*Work to complete:* State how many lines of the entries hold the string "need". Reply with the number alone.

(Stored records)
══════════════════════════════

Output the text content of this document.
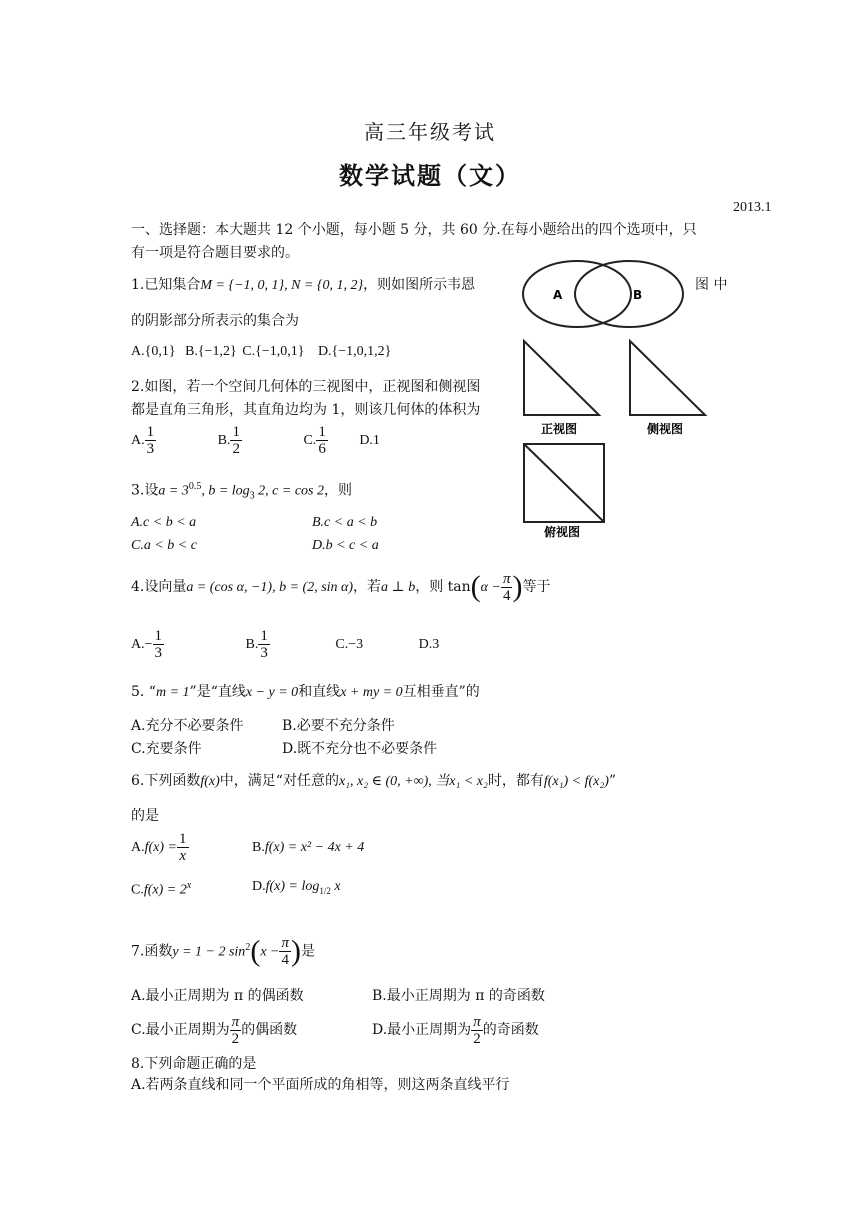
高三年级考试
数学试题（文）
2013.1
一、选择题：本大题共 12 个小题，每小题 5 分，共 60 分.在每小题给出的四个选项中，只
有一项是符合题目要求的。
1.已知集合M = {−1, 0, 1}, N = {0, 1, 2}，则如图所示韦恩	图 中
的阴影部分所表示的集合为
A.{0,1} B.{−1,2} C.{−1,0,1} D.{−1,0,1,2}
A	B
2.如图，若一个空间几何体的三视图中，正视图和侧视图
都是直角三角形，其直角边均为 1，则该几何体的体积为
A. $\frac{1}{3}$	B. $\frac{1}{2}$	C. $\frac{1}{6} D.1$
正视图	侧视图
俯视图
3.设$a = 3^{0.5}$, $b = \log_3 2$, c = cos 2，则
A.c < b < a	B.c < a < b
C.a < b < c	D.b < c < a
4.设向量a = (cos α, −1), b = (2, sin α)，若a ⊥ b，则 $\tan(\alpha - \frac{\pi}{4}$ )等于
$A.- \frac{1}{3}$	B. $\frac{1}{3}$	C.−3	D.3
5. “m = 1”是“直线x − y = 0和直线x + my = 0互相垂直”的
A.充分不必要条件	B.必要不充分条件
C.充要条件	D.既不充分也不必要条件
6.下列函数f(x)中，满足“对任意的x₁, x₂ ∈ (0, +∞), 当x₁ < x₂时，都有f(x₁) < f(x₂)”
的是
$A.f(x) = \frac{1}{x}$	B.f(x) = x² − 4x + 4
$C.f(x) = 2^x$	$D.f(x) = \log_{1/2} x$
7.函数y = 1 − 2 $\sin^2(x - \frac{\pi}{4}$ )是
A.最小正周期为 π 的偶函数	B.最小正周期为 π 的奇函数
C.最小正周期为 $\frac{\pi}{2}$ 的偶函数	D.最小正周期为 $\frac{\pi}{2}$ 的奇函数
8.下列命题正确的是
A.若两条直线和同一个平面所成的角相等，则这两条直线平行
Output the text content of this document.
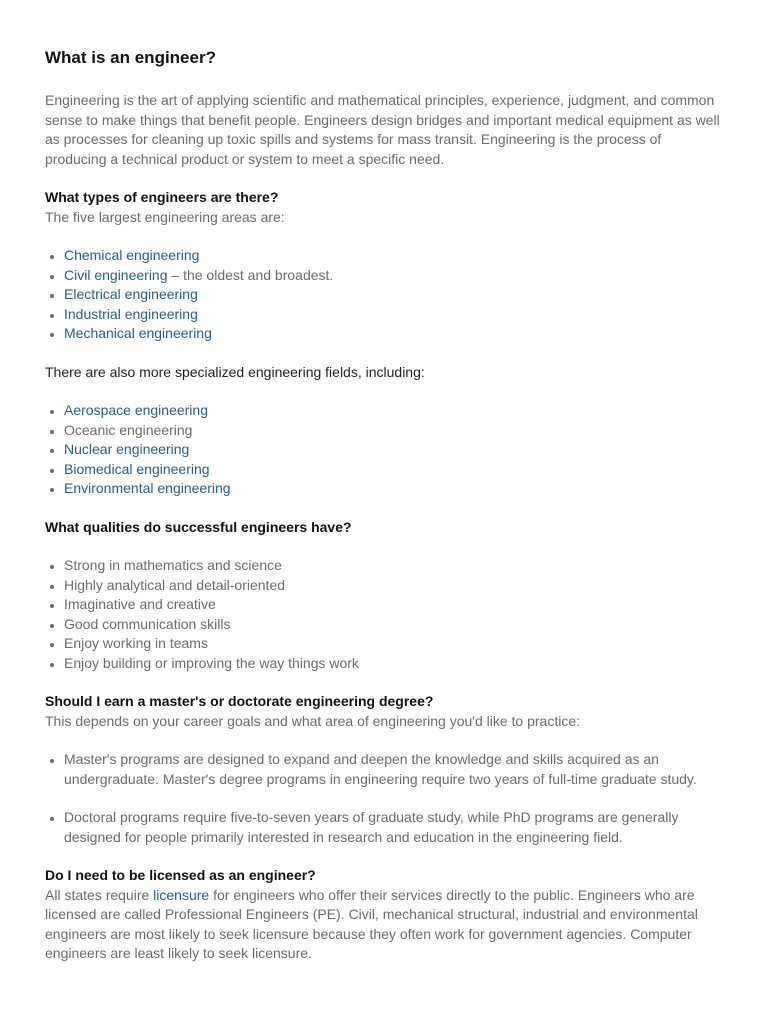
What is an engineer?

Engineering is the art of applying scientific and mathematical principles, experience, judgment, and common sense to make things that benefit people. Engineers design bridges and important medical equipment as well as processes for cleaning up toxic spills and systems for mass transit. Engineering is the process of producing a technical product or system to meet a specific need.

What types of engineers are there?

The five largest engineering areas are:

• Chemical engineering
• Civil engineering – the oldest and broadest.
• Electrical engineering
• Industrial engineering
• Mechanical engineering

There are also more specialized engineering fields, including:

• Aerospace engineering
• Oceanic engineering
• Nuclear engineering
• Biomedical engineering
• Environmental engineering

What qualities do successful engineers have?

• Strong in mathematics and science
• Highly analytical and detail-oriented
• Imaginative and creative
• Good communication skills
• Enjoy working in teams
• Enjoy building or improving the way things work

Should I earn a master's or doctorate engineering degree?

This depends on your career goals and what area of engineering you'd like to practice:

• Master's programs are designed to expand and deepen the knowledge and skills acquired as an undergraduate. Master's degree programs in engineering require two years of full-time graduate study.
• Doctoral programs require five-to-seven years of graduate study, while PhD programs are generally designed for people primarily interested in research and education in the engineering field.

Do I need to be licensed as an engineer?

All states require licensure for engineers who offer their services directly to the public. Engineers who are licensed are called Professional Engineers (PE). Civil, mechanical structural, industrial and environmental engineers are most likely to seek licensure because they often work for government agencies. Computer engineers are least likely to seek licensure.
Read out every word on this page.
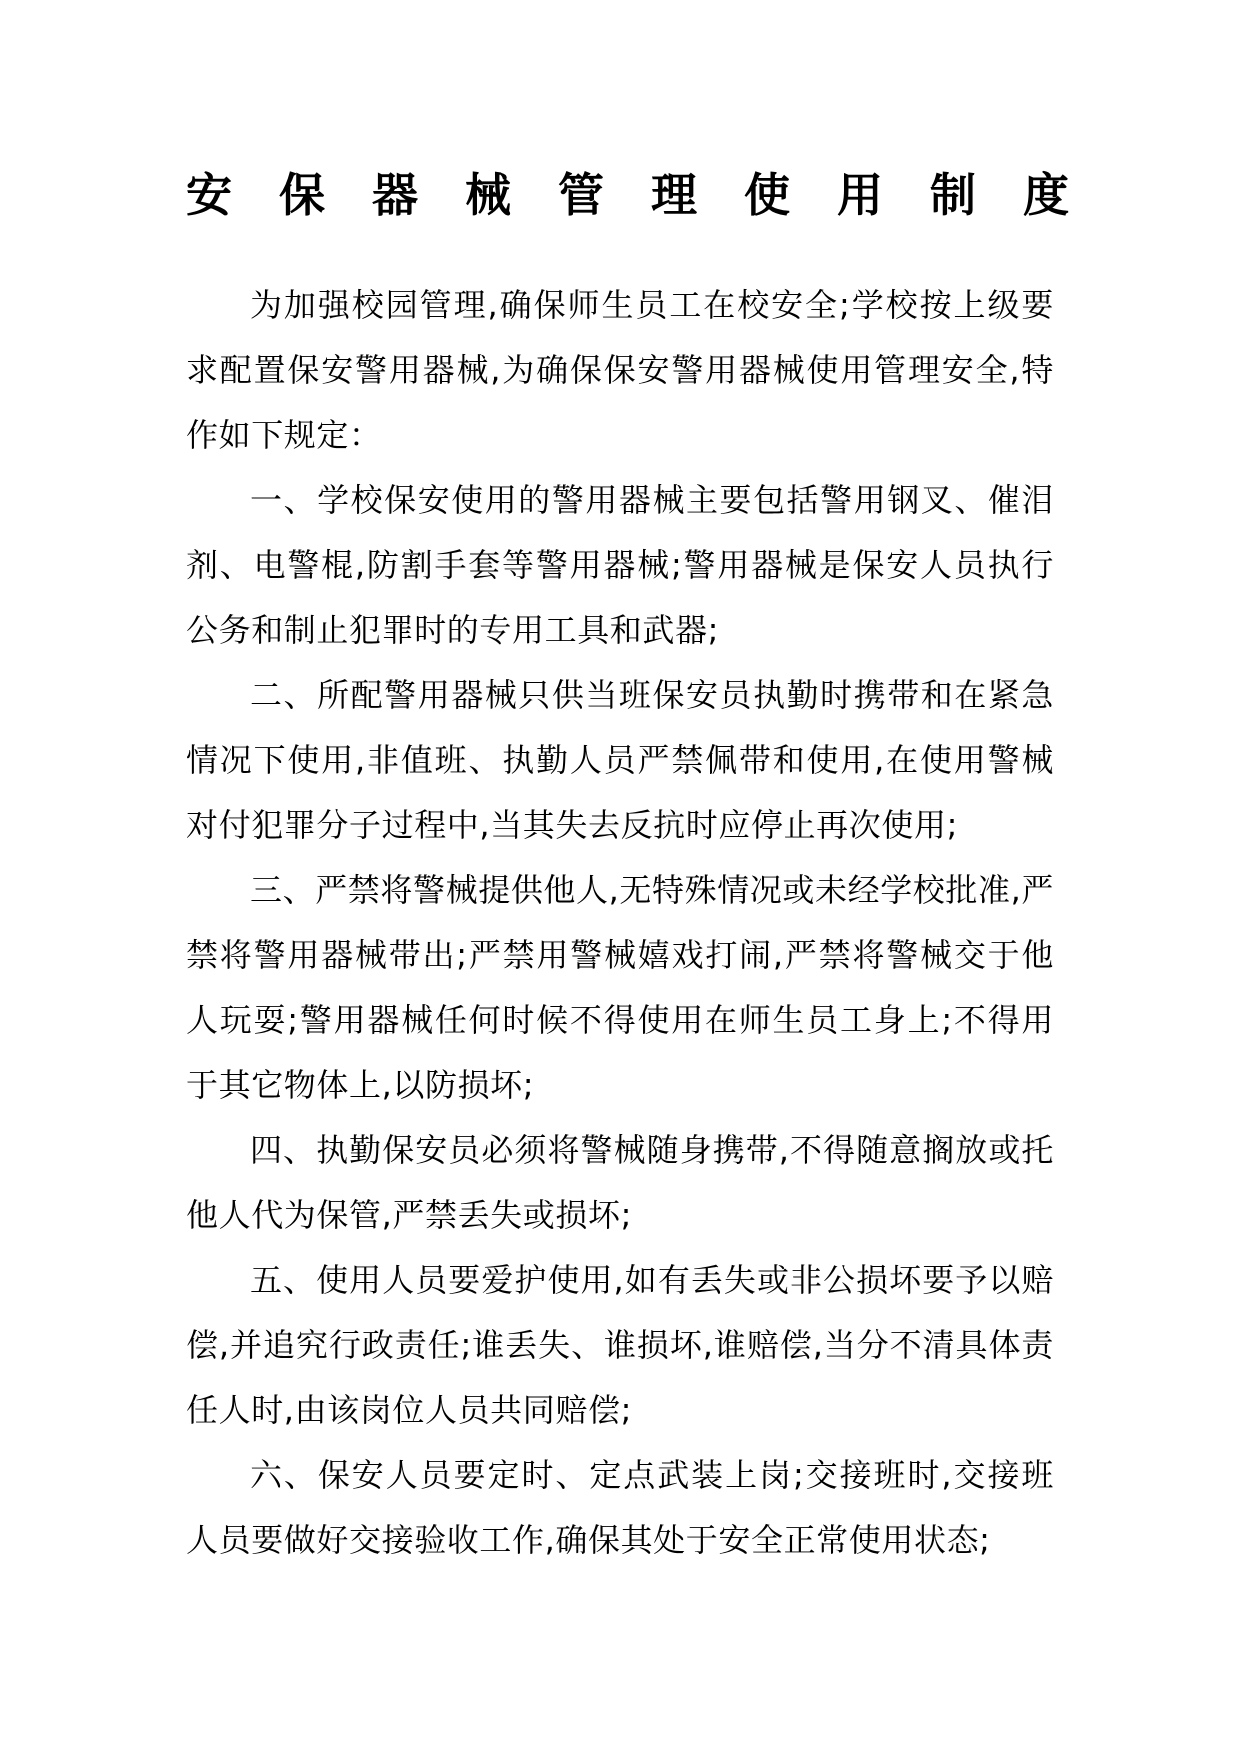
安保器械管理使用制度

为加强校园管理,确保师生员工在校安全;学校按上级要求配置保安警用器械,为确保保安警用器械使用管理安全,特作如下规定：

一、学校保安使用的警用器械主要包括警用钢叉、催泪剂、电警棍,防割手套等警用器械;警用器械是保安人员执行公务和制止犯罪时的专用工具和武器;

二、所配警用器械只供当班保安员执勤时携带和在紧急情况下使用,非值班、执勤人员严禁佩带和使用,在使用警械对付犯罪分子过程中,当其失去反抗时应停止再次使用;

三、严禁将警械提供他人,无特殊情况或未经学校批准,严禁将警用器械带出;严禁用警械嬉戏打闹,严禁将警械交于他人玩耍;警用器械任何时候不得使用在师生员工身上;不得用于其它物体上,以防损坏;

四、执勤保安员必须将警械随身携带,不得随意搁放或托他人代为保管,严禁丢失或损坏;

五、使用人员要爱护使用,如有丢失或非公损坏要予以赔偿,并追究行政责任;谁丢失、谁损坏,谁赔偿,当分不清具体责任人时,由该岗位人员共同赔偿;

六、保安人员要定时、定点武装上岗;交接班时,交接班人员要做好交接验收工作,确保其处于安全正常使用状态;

══════════════════════════════

*Finished task:* 2